Output an exact reproduction of the data.

:: Input material ::
-- Begin --

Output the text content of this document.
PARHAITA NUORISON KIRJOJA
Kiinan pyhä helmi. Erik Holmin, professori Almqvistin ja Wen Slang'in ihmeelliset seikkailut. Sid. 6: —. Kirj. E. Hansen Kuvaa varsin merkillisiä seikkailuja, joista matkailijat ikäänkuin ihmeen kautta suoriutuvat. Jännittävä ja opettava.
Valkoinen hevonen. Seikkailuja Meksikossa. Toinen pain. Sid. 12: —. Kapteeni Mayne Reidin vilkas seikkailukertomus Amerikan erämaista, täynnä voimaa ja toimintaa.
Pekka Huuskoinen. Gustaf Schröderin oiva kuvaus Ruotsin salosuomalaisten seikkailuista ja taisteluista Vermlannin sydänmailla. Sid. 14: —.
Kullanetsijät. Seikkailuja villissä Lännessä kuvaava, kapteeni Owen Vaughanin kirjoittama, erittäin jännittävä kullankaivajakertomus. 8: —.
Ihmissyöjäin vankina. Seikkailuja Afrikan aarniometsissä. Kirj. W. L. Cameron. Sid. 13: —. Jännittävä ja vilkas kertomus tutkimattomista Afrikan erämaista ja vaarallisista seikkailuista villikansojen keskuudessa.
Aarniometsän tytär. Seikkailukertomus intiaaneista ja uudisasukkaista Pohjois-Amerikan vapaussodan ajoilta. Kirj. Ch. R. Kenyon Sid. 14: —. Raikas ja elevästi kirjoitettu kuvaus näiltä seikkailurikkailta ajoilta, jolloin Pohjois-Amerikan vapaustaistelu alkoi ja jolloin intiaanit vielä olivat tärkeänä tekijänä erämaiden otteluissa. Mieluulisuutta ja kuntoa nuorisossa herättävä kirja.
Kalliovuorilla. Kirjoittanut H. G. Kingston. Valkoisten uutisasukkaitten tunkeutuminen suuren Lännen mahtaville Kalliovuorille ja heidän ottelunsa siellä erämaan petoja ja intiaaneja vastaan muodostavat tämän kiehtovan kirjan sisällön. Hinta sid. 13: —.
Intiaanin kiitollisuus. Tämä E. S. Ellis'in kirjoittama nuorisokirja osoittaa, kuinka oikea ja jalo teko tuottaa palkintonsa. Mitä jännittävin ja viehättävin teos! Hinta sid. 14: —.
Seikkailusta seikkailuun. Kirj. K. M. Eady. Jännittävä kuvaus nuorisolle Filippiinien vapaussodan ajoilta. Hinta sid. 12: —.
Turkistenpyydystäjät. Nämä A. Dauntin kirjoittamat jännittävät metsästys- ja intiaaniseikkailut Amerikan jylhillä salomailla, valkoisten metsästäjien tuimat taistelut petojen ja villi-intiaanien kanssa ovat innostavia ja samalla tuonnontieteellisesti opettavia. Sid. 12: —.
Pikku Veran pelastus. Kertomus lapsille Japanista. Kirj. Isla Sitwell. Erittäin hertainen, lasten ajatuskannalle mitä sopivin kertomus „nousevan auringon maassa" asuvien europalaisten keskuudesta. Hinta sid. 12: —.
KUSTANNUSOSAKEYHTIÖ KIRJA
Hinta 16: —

-- End --

:: Written solution ::
Output the text content of this document.
PARHAITA NUORISON KIRJOJA
Kiinan pyhä helmi. Erik Holmin, professori Almqvistin ja Wen Slang'in ihmeelliset seikkailut. Sid. 6: —. Kirj. E. Hansen Kuvaa varsin merkillisiä seikkailuja, joista matkailijat ikäänkuin ihmeen kautta suoriutuvat. Jännittävä ja opettava.
Valkoinen hevonen. Seikkailuja Meksikossa. Toinen pain. Sid. 12: —. Kapteeni Mayne Reidin vilkas seikkailukertomus Amerikan erämaista, täynnä voimaa ja toimintaa.
Pekka Huuskoinen. Gustaf Schröderin oiva kuvaus Ruotsin salosuomalaisten seikkailuista ja taisteluista Vermlannin sydänmailla. Sid. 14: —.
Kullanetsijät. Seikkailuja villissä Lännessä kuvaava, kapteeni Owen Vaughanin kirjoittama, erittäin jännittävä kullankaivajakertomus. 8: —.
Ihmissyöjäin vankina. Seikkailuja Afrikan aarniometsissä. Kirj. W. L. Cameron. Sid. 13: —. Jännittävä ja vilkas kertomus tutkimattomista Afrikan erämaista ja vaarallisista seikkailuista villikansojen keskuudessa.
Aarniometsän tytär. Seikkailukertomus intiaaneista ja uudisasukkaista Pohjois-Amerikan vapaussodan ajoilta. Kirj. Ch. R. Kenyon Sid. 14: —. Raikas ja elevästi kirjoitettu kuvaus näiltä seikkailurikkailta ajoilta, jolloin Pohjois-Amerikan vapaustaistelu alkoi ja jolloin intiaanit vielä olivat tärkeänä tekijänä erämaiden otteluissa. Mieluulisuutta ja kuntoa nuorisossa herättävä kirja.
Kalliovuorilla. Kirjoittanut H. G. Kingston. Valkoisten uutisasukkaitten tunkeutuminen suuren Lännen mahtaville Kalliovuorille ja heidän ottelunsa siellä erämaan petoja ja intiaaneja vastaan muodostavat tämän kiehtovan kirjan sisällön. Hinta sid. 13: —.
Intiaanin kiitollisuus. Tämä E. S. Ellis'in kirjoittama nuorisokirja osoittaa, kuinka oikea ja jalo teko tuottaa palkintonsa. Mitä jännittävin ja viehättävin teos! Hinta sid. 14: —.
Seikkailusta seikkailuun. Kirj. K. M. Eady. Jännittävä kuvaus nuorisolle Filippiinien vapaussodan ajoilta. Hinta sid. 12: —.
Turkistenpyydystäjät. Nämä A. Dauntin kirjoittamat jännittävät metsästys- ja intiaaniseikkailut Amerikan jylhillä salomailla, valkoisten metsästäjien tuimat taistelut petojen ja villi-intiaanien kanssa ovat innostavia ja samalla tuonnontieteellisesti opettavia. Sid. 12: —.
Pikku Veran pelastus. Kertomus lapsille Japanista. Kirj. Isla Sitwell. Erittäin hertainen, lasten ajatuskannalle mitä sopivin kertomus „nousevan auringon maassa" asuvien europalaisten keskuudesta. Hinta sid. 12: —.
KUSTANNUSOSAKEYHTIÖ KIRJA
Hinta 16: —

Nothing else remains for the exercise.